** Start Exercise data **

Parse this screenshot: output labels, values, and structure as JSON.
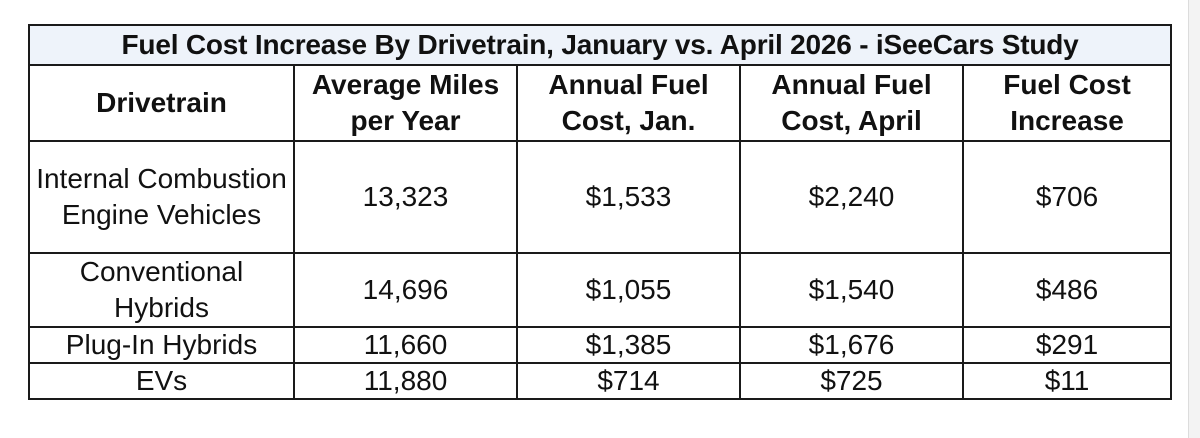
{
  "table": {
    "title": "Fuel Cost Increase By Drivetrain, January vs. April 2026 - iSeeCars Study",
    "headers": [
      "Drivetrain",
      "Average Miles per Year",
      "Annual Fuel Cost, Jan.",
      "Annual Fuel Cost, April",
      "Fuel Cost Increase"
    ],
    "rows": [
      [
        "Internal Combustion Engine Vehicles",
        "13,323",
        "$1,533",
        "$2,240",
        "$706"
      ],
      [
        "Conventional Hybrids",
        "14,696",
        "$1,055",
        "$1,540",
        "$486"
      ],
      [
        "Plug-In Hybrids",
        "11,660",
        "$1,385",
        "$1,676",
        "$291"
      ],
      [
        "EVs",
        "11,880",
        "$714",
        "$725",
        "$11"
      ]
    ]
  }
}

** End Exercise data **
** Start Exercise data **

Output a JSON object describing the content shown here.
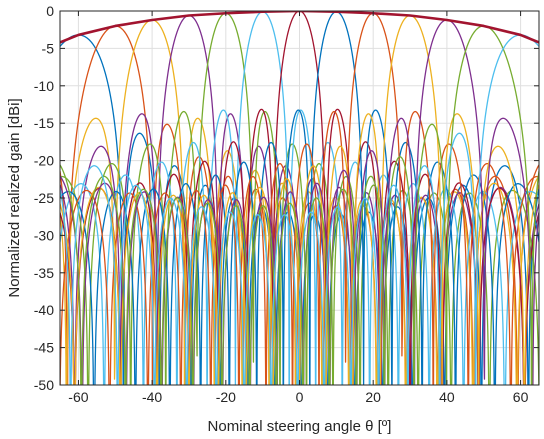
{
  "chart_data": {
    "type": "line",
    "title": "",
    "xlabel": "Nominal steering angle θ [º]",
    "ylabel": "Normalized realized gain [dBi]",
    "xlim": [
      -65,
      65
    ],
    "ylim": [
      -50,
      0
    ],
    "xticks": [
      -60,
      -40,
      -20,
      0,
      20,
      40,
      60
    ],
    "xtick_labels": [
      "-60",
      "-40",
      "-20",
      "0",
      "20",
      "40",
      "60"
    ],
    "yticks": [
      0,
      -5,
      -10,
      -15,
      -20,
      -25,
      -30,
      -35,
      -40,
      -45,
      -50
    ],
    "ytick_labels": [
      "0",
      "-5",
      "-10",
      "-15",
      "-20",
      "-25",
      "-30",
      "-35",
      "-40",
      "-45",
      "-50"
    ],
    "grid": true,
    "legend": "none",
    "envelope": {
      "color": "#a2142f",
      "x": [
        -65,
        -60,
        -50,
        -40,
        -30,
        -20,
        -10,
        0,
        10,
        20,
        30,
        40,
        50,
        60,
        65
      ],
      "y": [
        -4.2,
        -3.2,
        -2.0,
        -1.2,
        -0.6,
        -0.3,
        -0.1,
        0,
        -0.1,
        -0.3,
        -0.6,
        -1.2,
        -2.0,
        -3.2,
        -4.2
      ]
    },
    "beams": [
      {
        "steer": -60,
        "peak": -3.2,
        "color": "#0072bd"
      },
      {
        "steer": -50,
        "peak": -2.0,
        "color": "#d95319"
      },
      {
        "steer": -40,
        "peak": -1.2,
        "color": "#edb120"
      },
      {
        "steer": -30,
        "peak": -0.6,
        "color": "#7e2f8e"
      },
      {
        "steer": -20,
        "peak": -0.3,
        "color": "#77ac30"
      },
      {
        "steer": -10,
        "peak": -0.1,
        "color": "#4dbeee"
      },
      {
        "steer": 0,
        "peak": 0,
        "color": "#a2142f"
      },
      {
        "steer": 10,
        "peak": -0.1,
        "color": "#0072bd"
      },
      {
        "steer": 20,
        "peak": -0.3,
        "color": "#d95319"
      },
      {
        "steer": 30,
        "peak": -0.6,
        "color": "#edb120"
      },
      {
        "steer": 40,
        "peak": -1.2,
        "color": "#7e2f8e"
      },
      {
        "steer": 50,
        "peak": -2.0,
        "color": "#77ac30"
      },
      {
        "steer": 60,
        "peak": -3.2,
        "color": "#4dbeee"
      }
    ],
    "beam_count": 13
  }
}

** End Exercise data **

■ Given exercise ■
Review the material and copy each line in which the word "Drivetrain" appears.

■ Solution ■
    "title": "Fuel Cost Increase By Drivetrain, January vs. April 2026 - iSeeCars Study",
      "Drivetrain",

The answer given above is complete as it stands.